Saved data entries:
^^^^^^^^

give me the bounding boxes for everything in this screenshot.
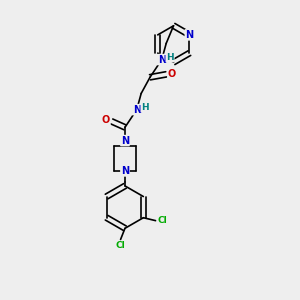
Text: O: O (102, 115, 110, 125)
Text: N: N (121, 166, 129, 176)
Text: H: H (141, 103, 149, 112)
Text: H: H (166, 53, 174, 62)
Text: Cl: Cl (157, 216, 167, 225)
Text: O: O (168, 69, 176, 79)
Text: N: N (158, 55, 166, 64)
Text: Cl: Cl (116, 242, 125, 250)
Text: N: N (121, 136, 129, 146)
Text: N: N (185, 30, 194, 40)
Text: N: N (133, 105, 141, 115)
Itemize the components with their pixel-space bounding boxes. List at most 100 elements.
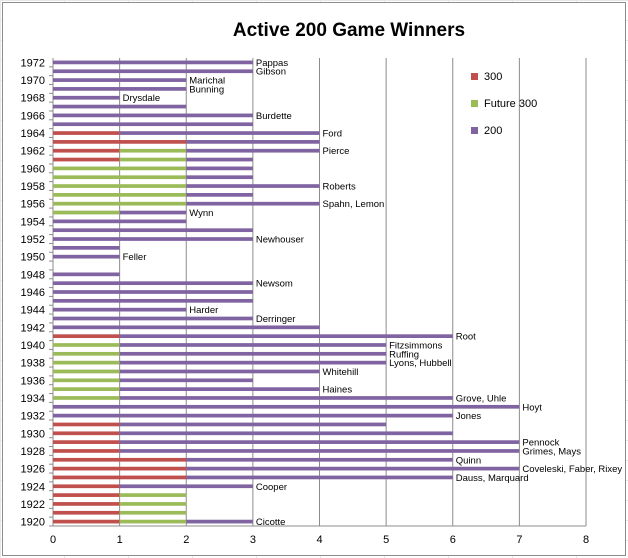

^^^^^^^^

SET EXERCISE: Write out every line of the records above word for word, leaving out the pictures.

FINAL RESULT:
give me the bounding boxes for everything in this screenshot.
Text: O: O (102, 115, 110, 125)
Text: N: N (121, 166, 129, 176)
Text: H: H (141, 103, 149, 112)
Text: H: H (166, 53, 174, 62)
Text: Cl: Cl (157, 216, 167, 225)
Text: O: O (168, 69, 176, 79)
Text: N: N (158, 55, 166, 64)
Text: Cl: Cl (116, 242, 125, 250)
Text: N: N (121, 136, 129, 146)
Text: N: N (185, 30, 194, 40)
Text: N: N (133, 105, 141, 115)
Itemize the components with their pixel-space bounding boxes. List at most 100 elements.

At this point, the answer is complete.